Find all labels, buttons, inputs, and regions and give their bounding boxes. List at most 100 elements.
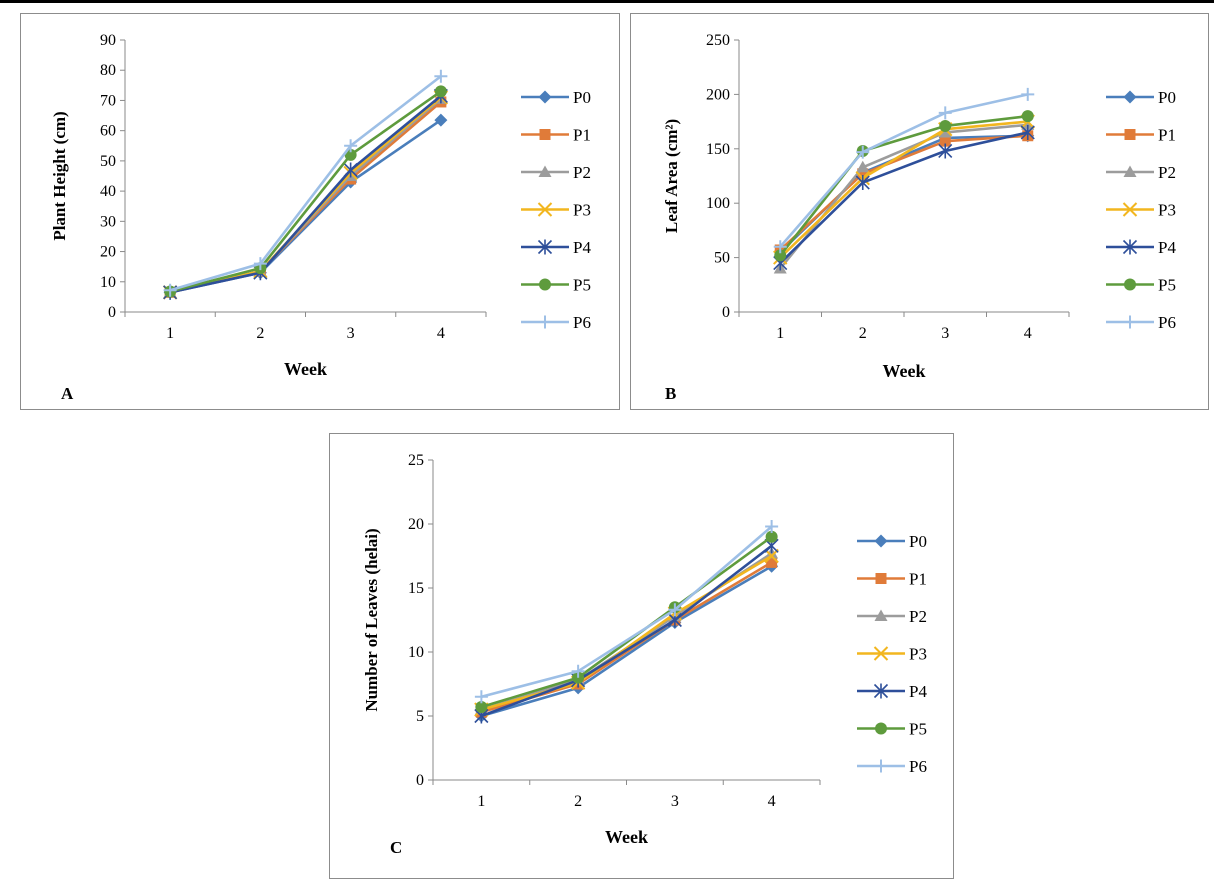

...

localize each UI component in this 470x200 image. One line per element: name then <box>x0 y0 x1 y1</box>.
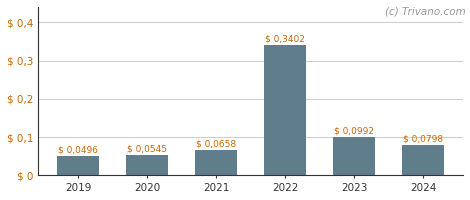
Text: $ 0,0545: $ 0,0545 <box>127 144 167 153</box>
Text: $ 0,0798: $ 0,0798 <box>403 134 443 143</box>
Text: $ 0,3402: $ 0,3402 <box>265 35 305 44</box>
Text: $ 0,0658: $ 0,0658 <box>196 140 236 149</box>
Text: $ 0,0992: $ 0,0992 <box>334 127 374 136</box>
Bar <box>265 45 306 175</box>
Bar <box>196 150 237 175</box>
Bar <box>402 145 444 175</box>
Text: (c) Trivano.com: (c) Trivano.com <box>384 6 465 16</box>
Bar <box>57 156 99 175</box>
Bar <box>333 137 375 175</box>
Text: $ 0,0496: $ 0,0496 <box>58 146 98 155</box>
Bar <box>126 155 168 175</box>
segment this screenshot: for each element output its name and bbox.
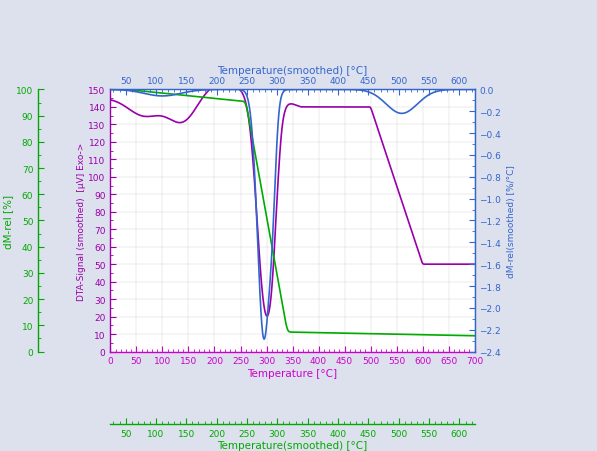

YOUR OBJECTIVE ▸ Could you set down the data word for word, starting at the line containing "localize each UI" and ending at the line containing "segment this screenshot: for", leaving out the pictures?

PROBLEM SOLUTION ▸
localize each UI component in this 470x200 image. One line per element: name then <box>x0 y0 x1 y1</box>.
Text: $ 0,0545: $ 0,0545 <box>127 144 167 153</box>
Text: $ 0,0798: $ 0,0798 <box>403 134 443 143</box>
Text: $ 0,3402: $ 0,3402 <box>265 35 305 44</box>
Text: $ 0,0658: $ 0,0658 <box>196 140 236 149</box>
Text: $ 0,0992: $ 0,0992 <box>334 127 374 136</box>
Bar <box>265 45 306 175</box>
Bar <box>196 150 237 175</box>
Bar <box>402 145 444 175</box>
Text: (c) Trivano.com: (c) Trivano.com <box>384 6 465 16</box>
Bar <box>57 156 99 175</box>
Bar <box>333 137 375 175</box>
Text: $ 0,0496: $ 0,0496 <box>58 146 98 155</box>
Bar <box>126 155 168 175</box>
segment this screenshot: for each element output its name and bbox.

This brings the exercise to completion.